━━━━━ Provided information ━━━━━

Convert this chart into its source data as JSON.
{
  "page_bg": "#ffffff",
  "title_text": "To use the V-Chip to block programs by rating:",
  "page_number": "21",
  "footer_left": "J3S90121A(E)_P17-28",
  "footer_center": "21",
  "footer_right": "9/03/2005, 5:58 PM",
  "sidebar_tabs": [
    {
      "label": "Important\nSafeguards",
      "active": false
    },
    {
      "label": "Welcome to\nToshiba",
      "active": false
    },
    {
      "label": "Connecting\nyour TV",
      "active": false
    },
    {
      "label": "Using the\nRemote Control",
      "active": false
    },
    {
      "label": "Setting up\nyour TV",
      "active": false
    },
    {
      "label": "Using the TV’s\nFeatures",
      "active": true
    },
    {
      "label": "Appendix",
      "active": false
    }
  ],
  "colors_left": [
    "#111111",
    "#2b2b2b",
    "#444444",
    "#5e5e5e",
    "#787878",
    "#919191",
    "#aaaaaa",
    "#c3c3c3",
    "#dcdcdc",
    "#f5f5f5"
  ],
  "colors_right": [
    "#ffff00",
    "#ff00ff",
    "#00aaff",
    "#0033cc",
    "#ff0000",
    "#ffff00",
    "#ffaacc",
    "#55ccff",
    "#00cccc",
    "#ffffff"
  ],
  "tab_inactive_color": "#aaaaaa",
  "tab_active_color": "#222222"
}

━━━━━

→ Your instructions:
Transcribe the data. Leave every line exactly as it is.

→ Exercise solution:
Convert this chart into its source data as JSON.
{
  "page_bg": "#ffffff",
  "title_text": "To use the V-Chip to block programs by rating:",
  "page_number": "21",
  "footer_left": "J3S90121A(E)_P17-28",
  "footer_center": "21",
  "footer_right": "9/03/2005, 5:58 PM",
  "sidebar_tabs": [
    {
      "label": "Important\nSafeguards",
      "active": false
    },
    {
      "label": "Welcome to\nToshiba",
      "active": false
    },
    {
      "label": "Connecting\nyour TV",
      "active": false
    },
    {
      "label": "Using the\nRemote Control",
      "active": false
    },
    {
      "label": "Setting up\nyour TV",
      "active": false
    },
    {
      "label": "Using the TV’s\nFeatures",
      "active": true
    },
    {
      "label": "Appendix",
      "active": false
    }
  ],
  "colors_left": [
    "#111111",
    "#2b2b2b",
    "#444444",
    "#5e5e5e",
    "#787878",
    "#919191",
    "#aaaaaa",
    "#c3c3c3",
    "#dcdcdc",
    "#f5f5f5"
  ],
  "colors_right": [
    "#ffff00",
    "#ff00ff",
    "#00aaff",
    "#0033cc",
    "#ff0000",
    "#ffff00",
    "#ffaacc",
    "#55ccff",
    "#00cccc",
    "#ffffff"
  ],
  "tab_inactive_color": "#aaaaaa",
  "tab_active_color": "#222222"
}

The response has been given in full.